Description of the task: Please output the records below in full, exactly as given, but without the images.

[Dataset records]
※
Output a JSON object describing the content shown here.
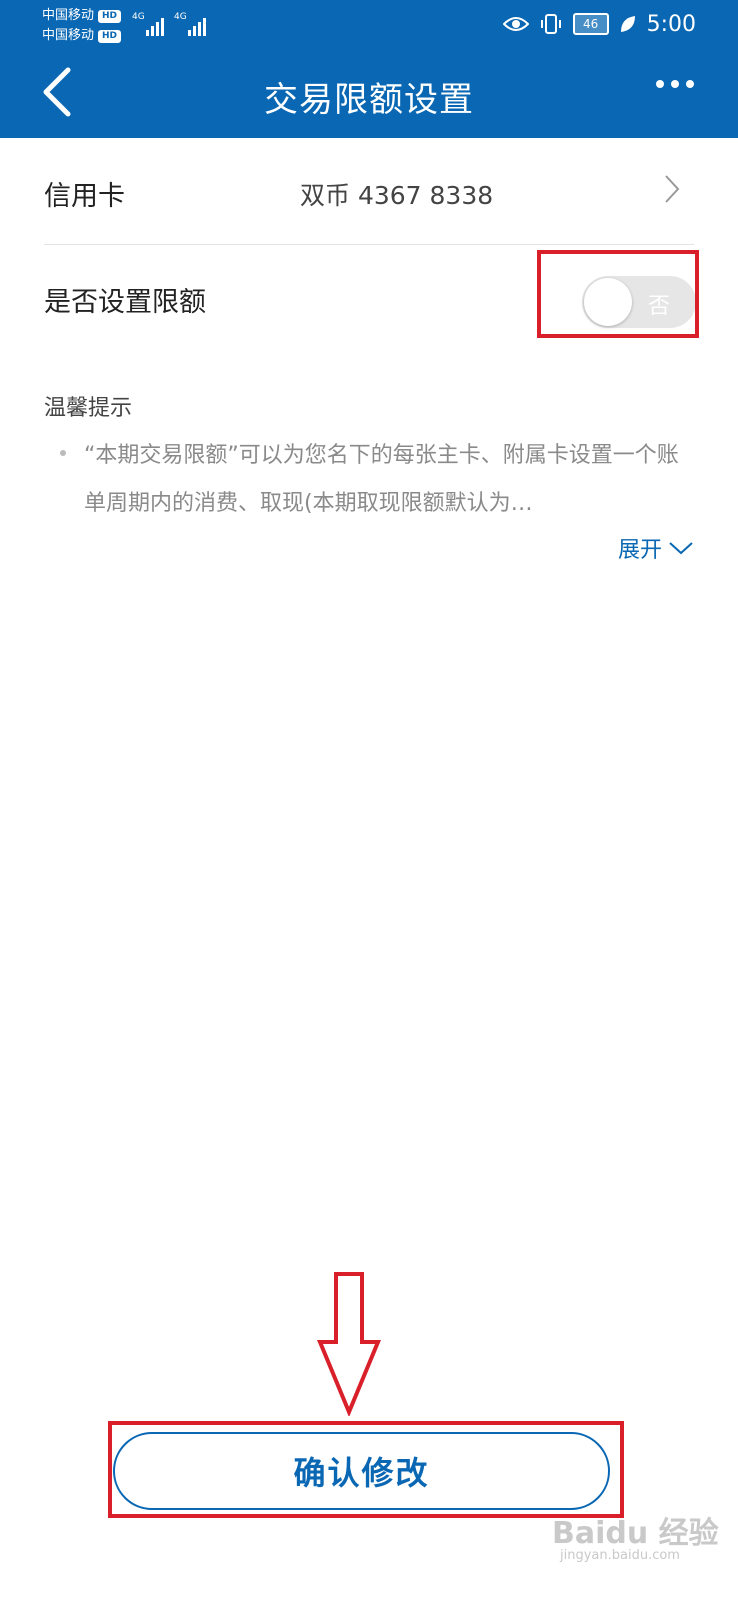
{
  "status_bar": {
    "carrier1": "中国移动",
    "carrier2": "中国移动",
    "hd_badge": "HD",
    "net1": "4G",
    "net2": "4G",
    "battery": "46",
    "time": "5:00",
    "icons": [
      "eye-icon",
      "vibrate-icon",
      "battery-icon",
      "leaf-icon"
    ]
  },
  "header": {
    "title": "交易限额设置",
    "color": "#0a67b3"
  },
  "card_row": {
    "label": "信用卡",
    "value": "双币 4367       8338"
  },
  "limit_row": {
    "label": "是否设置限额",
    "toggle_text": "否",
    "toggle_on": false
  },
  "tips": {
    "title": "温馨提示",
    "text": "“本期交易限额”可以为您名下的每张主卡、附属卡设置一个账单周期内的消费、取现(本期取现限额默认为…",
    "expand": "展开"
  },
  "confirm_button": {
    "label": "确认修改"
  },
  "watermark": {
    "text": "Baidu 经验",
    "sub": "jingyan.baidu.com"
  },
  "annotation_color": "#d9202a"
}
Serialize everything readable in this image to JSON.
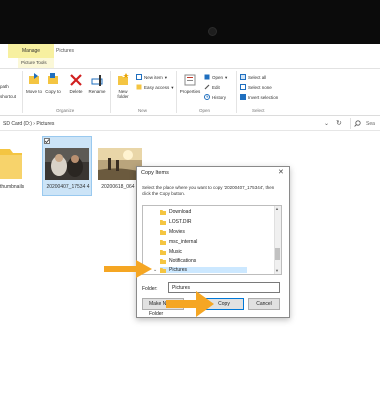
{
  "top_context": {
    "manage_tab": "Manage",
    "location_tab": "Pictures",
    "tools_tab": "Picture Tools"
  },
  "ribbon": {
    "path_stub": "path",
    "shortcut_stub": "shortcut",
    "move_to": "Move to",
    "copy_to": "Copy to",
    "delete": "Delete",
    "rename": "Rename",
    "new_folder": "New folder",
    "new_item": "New item",
    "easy_access": "Easy access",
    "properties": "Properties",
    "open": "Open",
    "edit": "Edit",
    "history": "History",
    "select_all": "Select all",
    "select_none": "Select none",
    "invert_selection": "Invert selection",
    "groups": [
      "Organize",
      "New",
      "Open",
      "Select"
    ]
  },
  "address_bar": {
    "path": "SD Card (D:)  ›  Pictures",
    "search_placeholder": "Sea"
  },
  "files": [
    {
      "name": "thumbnails"
    },
    {
      "name": "20200407_17534 4"
    },
    {
      "name": "20200618_064 0"
    }
  ],
  "dialog": {
    "title": "Copy Items",
    "instruction": "Select the place where you want to copy '20200407_175344', then click the Copy button.",
    "tree": [
      "Download",
      "LOST.DIR",
      "Movies",
      "msc_internal",
      "Music",
      "Notifications",
      "Pictures"
    ],
    "selected_folder": "Pictures",
    "folder_label": "Folder:",
    "folder_value": "Pictures",
    "make_new_folder": "Make New Folder",
    "copy_button": "Copy",
    "cancel_button": "Cancel"
  },
  "colors": {
    "accent": "#0078d7",
    "manage_highlight": "#f7f0a0",
    "selection": "#cce4f7",
    "arrow": "#f5a623",
    "folder": "#f4c542"
  }
}
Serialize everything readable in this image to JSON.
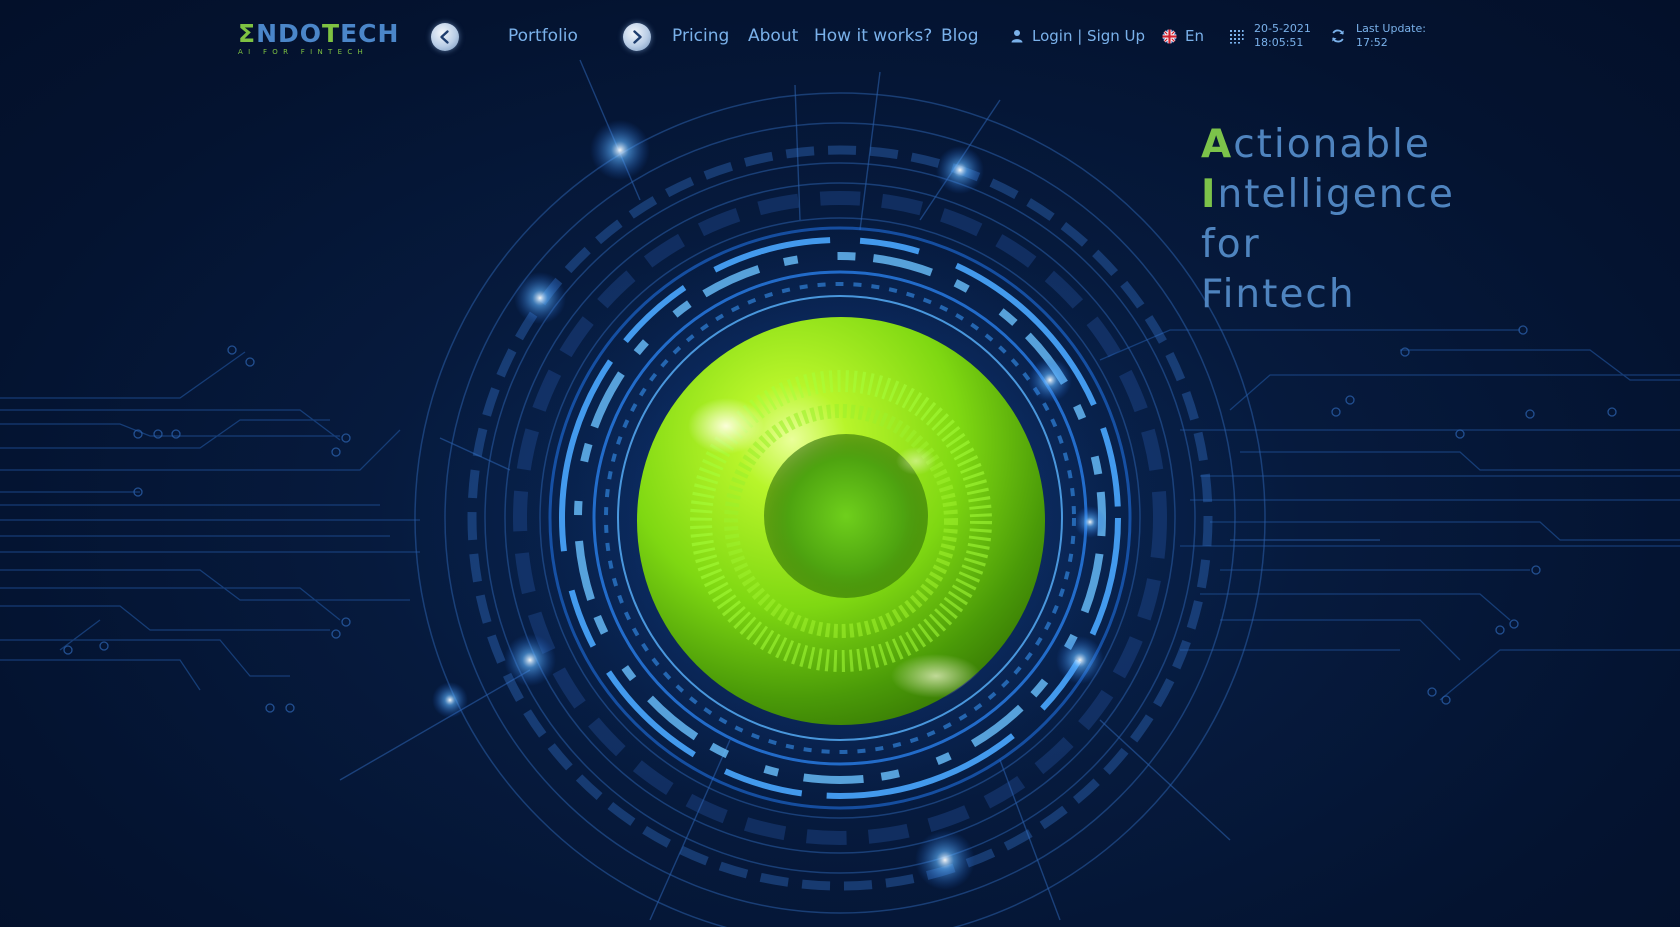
{
  "brand": {
    "logo_prefix": "Σ",
    "logo_ndo": "NDO",
    "logo_t": "T",
    "logo_ech": "ECH",
    "logo_sub": "AI FOR FINTECH"
  },
  "nav": {
    "items": [
      "Portfolio",
      "Pricing",
      "About",
      "How it works?",
      "Blog"
    ],
    "prev_icon": "chevron-left-icon",
    "next_icon": "chevron-right-icon"
  },
  "header": {
    "login_label": "Login | Sign Up",
    "language": "En",
    "date": "20-5-2021",
    "time": "18:05:51",
    "last_update_label": "Last Update:",
    "last_update_time": "17:52"
  },
  "hero": {
    "lines": [
      {
        "cap": "A",
        "rest": "ctionable"
      },
      {
        "cap": "I",
        "rest": "ntelligence"
      },
      {
        "cap": "",
        "rest": "for"
      },
      {
        "cap": "",
        "rest": "Fintech"
      }
    ]
  },
  "colors": {
    "background": "#051633",
    "accent_blue": "#7ab1ea",
    "accent_green": "#7cc34a",
    "orb_green": "#8fe01a",
    "ring_blue": "#3a9cff"
  }
}
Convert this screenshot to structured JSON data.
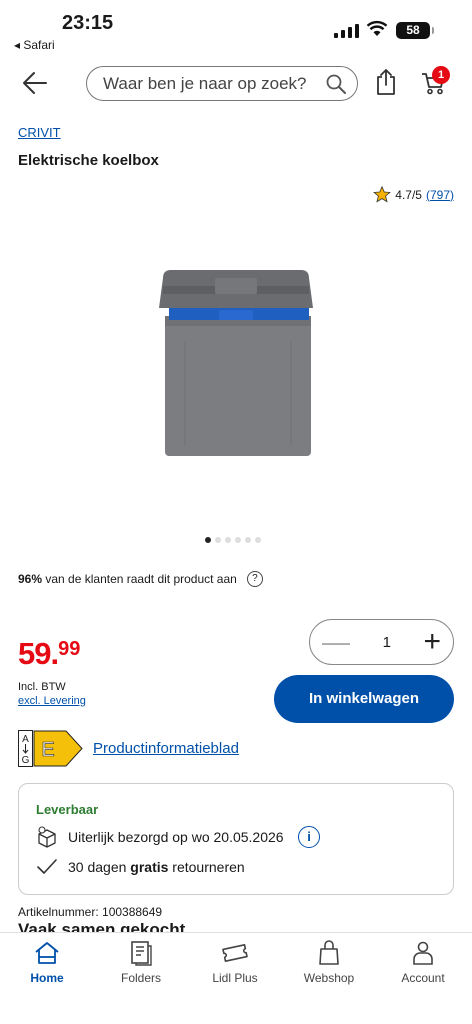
{
  "status_bar": {
    "time": "23:15",
    "back_app": "◂ Safari",
    "battery": "58"
  },
  "header": {
    "search_placeholder": "Waar ben je naar op zoek?",
    "cart_count": "1"
  },
  "product": {
    "brand": "CRIVIT",
    "title": "Elektrische koelbox",
    "rating": "4.7/5",
    "rating_count": "(797)",
    "image_colors": {
      "body": "#7b7d80",
      "lid": "#6a6c70",
      "band": "#1f5fbf"
    }
  },
  "gallery": {
    "total": 6,
    "active": 1
  },
  "recommend": {
    "pct": "96%",
    "text": " van de klanten raadt dit product aan",
    "help": "?"
  },
  "quantity": {
    "minus": "—",
    "value": "1",
    "plus": "+"
  },
  "price": {
    "main": "59.",
    "cents": "99",
    "incl": "Incl. BTW",
    "excl": "excl. Levering",
    "color": "#e60a14"
  },
  "cart_button": "In winkelwagen",
  "energy": {
    "scale_top": "A",
    "scale_bottom": "G",
    "class": "E",
    "label": "Productinformatieblad"
  },
  "delivery": {
    "availability": "Leverbaar",
    "eta": "Uiterlijk bezorgd op wo 20.05.2026",
    "info": "i",
    "returns_prefix": "30 dagen ",
    "returns_bold": "gratis",
    "returns_suffix": " retourneren"
  },
  "article_number": "Artikelnummer: 100388649",
  "partial_heading": "Vaak samen gekocht",
  "tabs": [
    {
      "label": "Home",
      "active": true
    },
    {
      "label": "Folders",
      "active": false
    },
    {
      "label": "Lidl Plus",
      "active": false
    },
    {
      "label": "Webshop",
      "active": false
    },
    {
      "label": "Account",
      "active": false
    }
  ],
  "accent": "#0050aa"
}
※
Output for this task:
Output a JSON object describing the content shown here.
{
  "status_bar": {
    "carrier1": "中国移动",
    "carrier2": "中国移动",
    "hd_badge": "HD",
    "net1": "4G",
    "net2": "4G",
    "battery": "46",
    "time": "5:00",
    "icons": [
      "eye-icon",
      "vibrate-icon",
      "battery-icon",
      "leaf-icon"
    ]
  },
  "header": {
    "title": "交易限额设置",
    "color": "#0a67b3"
  },
  "card_row": {
    "label": "信用卡",
    "value": "双币 4367       8338"
  },
  "limit_row": {
    "label": "是否设置限额",
    "toggle_text": "否",
    "toggle_on": false
  },
  "tips": {
    "title": "温馨提示",
    "text": "“本期交易限额”可以为您名下的每张主卡、附属卡设置一个账单周期内的消费、取现(本期取现限额默认为…",
    "expand": "展开"
  },
  "confirm_button": {
    "label": "确认修改"
  },
  "watermark": {
    "text": "Baidu 经验",
    "sub": "jingyan.baidu.com"
  },
  "annotation_color": "#d9202a"
}
Serialize everything readable in this image to JSON.
{
  "top_context": {
    "manage_tab": "Manage",
    "location_tab": "Pictures",
    "tools_tab": "Picture Tools"
  },
  "ribbon": {
    "path_stub": "path",
    "shortcut_stub": "shortcut",
    "move_to": "Move to",
    "copy_to": "Copy to",
    "delete": "Delete",
    "rename": "Rename",
    "new_folder": "New folder",
    "new_item": "New item",
    "easy_access": "Easy access",
    "properties": "Properties",
    "open": "Open",
    "edit": "Edit",
    "history": "History",
    "select_all": "Select all",
    "select_none": "Select none",
    "invert_selection": "Invert selection",
    "groups": [
      "Organize",
      "New",
      "Open",
      "Select"
    ]
  },
  "address_bar": {
    "path": "SD Card (D:)  ›  Pictures",
    "search_placeholder": "Sea"
  },
  "files": [
    {
      "name": "thumbnails"
    },
    {
      "name": "20200407_17534 4"
    },
    {
      "name": "20200618_064 0"
    }
  ],
  "dialog": {
    "title": "Copy Items",
    "instruction": "Select the place where you want to copy '20200407_175344', then click the Copy button.",
    "tree": [
      "Download",
      "LOST.DIR",
      "Movies",
      "msc_internal",
      "Music",
      "Notifications",
      "Pictures"
    ],
    "selected_folder": "Pictures",
    "folder_label": "Folder:",
    "folder_value": "Pictures",
    "make_new_folder": "Make New Folder",
    "copy_button": "Copy",
    "cancel_button": "Cancel"
  },
  "colors": {
    "accent": "#0078d7",
    "manage_highlight": "#f7f0a0",
    "selection": "#cce4f7",
    "arrow": "#f5a623",
    "folder": "#f4c542"
  }
}
Serialize everything readable in this image to JSON.
{
  "brand": {
    "logo_prefix": "Σ",
    "logo_ndo": "NDO",
    "logo_t": "T",
    "logo_ech": "ECH",
    "logo_sub": "AI FOR FINTECH"
  },
  "nav": {
    "items": [
      "Portfolio",
      "Pricing",
      "About",
      "How it works?",
      "Blog"
    ],
    "prev_icon": "chevron-left-icon",
    "next_icon": "chevron-right-icon"
  },
  "header": {
    "login_label": "Login | Sign Up",
    "language": "En",
    "date": "20-5-2021",
    "time": "18:05:51",
    "last_update_label": "Last Update:",
    "last_update_time": "17:52"
  },
  "hero": {
    "lines": [
      {
        "cap": "A",
        "rest": "ctionable"
      },
      {
        "cap": "I",
        "rest": "ntelligence"
      },
      {
        "cap": "",
        "rest": "for"
      },
      {
        "cap": "",
        "rest": "Fintech"
      }
    ]
  },
  "colors": {
    "background": "#051633",
    "accent_blue": "#7ab1ea",
    "accent_green": "#7cc34a",
    "orb_green": "#8fe01a",
    "ring_blue": "#3a9cff"
  }
}
Convert this screenshot to structured JSON data.
{
  "status_bar": {
    "time": "23:15",
    "back_app": "◂ Safari",
    "battery": "58"
  },
  "header": {
    "search_placeholder": "Waar ben je naar op zoek?",
    "cart_count": "1"
  },
  "product": {
    "brand": "CRIVIT",
    "title": "Elektrische koelbox",
    "rating": "4.7/5",
    "rating_count": "(797)",
    "image_colors": {
      "body": "#7b7d80",
      "lid": "#6a6c70",
      "band": "#1f5fbf"
    }
  },
  "gallery": {
    "total": 6,
    "active": 1
  },
  "recommend": {
    "pct": "96%",
    "text": " van de klanten raadt dit product aan",
    "help": "?"
  },
  "quantity": {
    "minus": "—",
    "value": "1",
    "plus": "+"
  },
  "price": {
    "main": "59.",
    "cents": "99",
    "incl": "Incl. BTW",
    "excl": "excl. Levering",
    "color": "#e60a14"
  },
  "cart_button": "In winkelwagen",
  "energy": {
    "scale_top": "A",
    "scale_bottom": "G",
    "class": "E",
    "label": "Productinformatieblad"
  },
  "delivery": {
    "availability": "Leverbaar",
    "eta": "Uiterlijk bezorgd op wo 20.05.2026",
    "info": "i",
    "returns_prefix": "30 dagen ",
    "returns_bold": "gratis",
    "returns_suffix": " retourneren"
  },
  "article_number": "Artikelnummer: 100388649",
  "partial_heading": "Vaak samen gekocht",
  "tabs": [
    {
      "label": "Home",
      "active": true
    },
    {
      "label": "Folders",
      "active": false
    },
    {
      "label": "Lidl Plus",
      "active": false
    },
    {
      "label": "Webshop",
      "active": false
    },
    {
      "label": "Account",
      "active": false
    }
  ],
  "accent": "#0050aa"
}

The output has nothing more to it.